• **Goal of the exercise**: Please copy the data starting at the beginning and ending at the line containing "- task-bar: [2284, 392, 2427, 404]", swapping each "y-tick-label" for "row-label" and leaving everything else unchanged.

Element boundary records

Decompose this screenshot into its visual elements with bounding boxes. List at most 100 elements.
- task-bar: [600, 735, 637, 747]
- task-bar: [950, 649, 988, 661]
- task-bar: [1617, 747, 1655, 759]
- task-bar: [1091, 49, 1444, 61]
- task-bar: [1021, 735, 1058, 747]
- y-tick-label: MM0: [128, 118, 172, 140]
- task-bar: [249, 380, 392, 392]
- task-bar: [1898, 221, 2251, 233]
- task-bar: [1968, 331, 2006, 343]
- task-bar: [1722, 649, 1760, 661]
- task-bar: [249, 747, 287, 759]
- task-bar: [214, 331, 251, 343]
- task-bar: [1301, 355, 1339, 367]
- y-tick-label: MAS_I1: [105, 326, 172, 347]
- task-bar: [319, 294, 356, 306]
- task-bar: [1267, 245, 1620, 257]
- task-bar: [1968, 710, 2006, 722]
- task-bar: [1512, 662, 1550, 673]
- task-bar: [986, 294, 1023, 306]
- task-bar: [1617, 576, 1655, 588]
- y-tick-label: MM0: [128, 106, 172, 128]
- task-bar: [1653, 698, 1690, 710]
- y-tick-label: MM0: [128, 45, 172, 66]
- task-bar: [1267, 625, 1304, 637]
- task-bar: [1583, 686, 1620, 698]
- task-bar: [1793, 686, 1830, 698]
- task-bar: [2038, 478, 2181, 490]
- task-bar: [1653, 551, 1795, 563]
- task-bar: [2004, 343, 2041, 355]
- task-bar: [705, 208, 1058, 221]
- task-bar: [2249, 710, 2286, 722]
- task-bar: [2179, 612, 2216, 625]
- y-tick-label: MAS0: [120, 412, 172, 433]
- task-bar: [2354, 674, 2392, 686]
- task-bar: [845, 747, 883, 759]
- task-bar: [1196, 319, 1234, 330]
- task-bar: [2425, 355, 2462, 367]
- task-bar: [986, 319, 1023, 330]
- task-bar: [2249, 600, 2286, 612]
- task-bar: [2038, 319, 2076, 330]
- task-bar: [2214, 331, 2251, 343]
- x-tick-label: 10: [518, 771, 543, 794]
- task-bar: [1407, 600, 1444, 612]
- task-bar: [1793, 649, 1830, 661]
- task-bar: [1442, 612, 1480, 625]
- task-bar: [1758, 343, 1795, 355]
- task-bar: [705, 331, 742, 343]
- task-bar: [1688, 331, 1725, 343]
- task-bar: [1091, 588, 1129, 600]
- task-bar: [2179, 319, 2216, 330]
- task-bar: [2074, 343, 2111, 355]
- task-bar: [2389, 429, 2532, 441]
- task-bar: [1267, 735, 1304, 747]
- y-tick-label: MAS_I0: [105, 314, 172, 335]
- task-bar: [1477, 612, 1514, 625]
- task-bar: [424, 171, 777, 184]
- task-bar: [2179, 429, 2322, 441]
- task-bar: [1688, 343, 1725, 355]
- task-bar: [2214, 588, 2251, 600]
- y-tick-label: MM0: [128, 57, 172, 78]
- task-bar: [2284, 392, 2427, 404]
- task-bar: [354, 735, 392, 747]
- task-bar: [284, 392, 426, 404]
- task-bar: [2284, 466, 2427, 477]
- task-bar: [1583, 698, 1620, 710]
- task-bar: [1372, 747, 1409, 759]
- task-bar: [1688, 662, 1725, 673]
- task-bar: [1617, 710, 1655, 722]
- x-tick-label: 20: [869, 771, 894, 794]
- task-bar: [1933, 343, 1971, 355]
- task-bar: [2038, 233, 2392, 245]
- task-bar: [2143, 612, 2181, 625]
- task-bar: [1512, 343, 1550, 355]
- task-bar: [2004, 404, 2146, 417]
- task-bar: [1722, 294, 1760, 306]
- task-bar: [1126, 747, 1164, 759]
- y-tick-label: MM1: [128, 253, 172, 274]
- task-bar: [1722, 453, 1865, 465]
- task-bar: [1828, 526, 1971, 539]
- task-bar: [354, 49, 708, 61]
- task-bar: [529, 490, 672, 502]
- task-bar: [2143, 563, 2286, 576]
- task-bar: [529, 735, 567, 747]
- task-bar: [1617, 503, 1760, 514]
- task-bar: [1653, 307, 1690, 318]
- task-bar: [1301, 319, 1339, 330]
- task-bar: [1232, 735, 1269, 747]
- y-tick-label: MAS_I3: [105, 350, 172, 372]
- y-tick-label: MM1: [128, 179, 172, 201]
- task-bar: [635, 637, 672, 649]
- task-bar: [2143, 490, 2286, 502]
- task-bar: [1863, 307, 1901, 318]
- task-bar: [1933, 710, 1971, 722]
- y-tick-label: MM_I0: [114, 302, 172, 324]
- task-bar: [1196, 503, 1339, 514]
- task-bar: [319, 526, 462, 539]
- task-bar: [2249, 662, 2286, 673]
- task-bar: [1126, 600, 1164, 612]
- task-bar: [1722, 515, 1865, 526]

• **Output below**:
Decompose this screenshot into its visual elements with bounding boxes. List at most 100 elements.
- task-bar: [600, 735, 637, 747]
- task-bar: [950, 649, 988, 661]
- task-bar: [1617, 747, 1655, 759]
- task-bar: [1091, 49, 1444, 61]
- task-bar: [1021, 735, 1058, 747]
- row-label: MM0: [128, 118, 172, 140]
- task-bar: [249, 380, 392, 392]
- task-bar: [1898, 221, 2251, 233]
- task-bar: [1968, 331, 2006, 343]
- task-bar: [1722, 649, 1760, 661]
- task-bar: [249, 747, 287, 759]
- task-bar: [214, 331, 251, 343]
- task-bar: [1301, 355, 1339, 367]
- row-label: MAS_I1: [105, 326, 172, 347]
- task-bar: [319, 294, 356, 306]
- task-bar: [1267, 245, 1620, 257]
- task-bar: [1968, 710, 2006, 722]
- task-bar: [1512, 662, 1550, 673]
- task-bar: [986, 294, 1023, 306]
- task-bar: [1617, 576, 1655, 588]
- row-label: MM0: [128, 106, 172, 128]
- task-bar: [1653, 698, 1690, 710]
- row-label: MM0: [128, 45, 172, 66]
- task-bar: [1267, 625, 1304, 637]
- task-bar: [1583, 686, 1620, 698]
- task-bar: [1793, 686, 1830, 698]
- task-bar: [2038, 478, 2181, 490]
- task-bar: [1653, 551, 1795, 563]
- task-bar: [2004, 343, 2041, 355]
- task-bar: [705, 208, 1058, 221]
- task-bar: [2249, 710, 2286, 722]
- task-bar: [2179, 612, 2216, 625]
- row-label: MAS0: [120, 412, 172, 433]
- task-bar: [2354, 674, 2392, 686]
- task-bar: [845, 747, 883, 759]
- task-bar: [1196, 319, 1234, 330]
- task-bar: [2425, 355, 2462, 367]
- task-bar: [986, 319, 1023, 330]
- task-bar: [2249, 600, 2286, 612]
- task-bar: [2038, 319, 2076, 330]
- task-bar: [2214, 331, 2251, 343]
- x-tick-label: 10: [518, 771, 543, 794]
- task-bar: [1407, 600, 1444, 612]
- task-bar: [1793, 649, 1830, 661]
- task-bar: [1442, 612, 1480, 625]
- task-bar: [1758, 343, 1795, 355]
- task-bar: [705, 331, 742, 343]
- task-bar: [1688, 331, 1725, 343]
- task-bar: [1091, 588, 1129, 600]
- task-bar: [2179, 319, 2216, 330]
- task-bar: [2074, 343, 2111, 355]
- task-bar: [2389, 429, 2532, 441]
- task-bar: [1267, 735, 1304, 747]
- row-label: MAS_I0: [105, 314, 172, 335]
- task-bar: [1477, 612, 1514, 625]
- task-bar: [424, 171, 777, 184]
- task-bar: [2179, 429, 2322, 441]
- task-bar: [1688, 343, 1725, 355]
- task-bar: [2214, 588, 2251, 600]
- row-label: MM0: [128, 57, 172, 78]
- task-bar: [2284, 392, 2427, 404]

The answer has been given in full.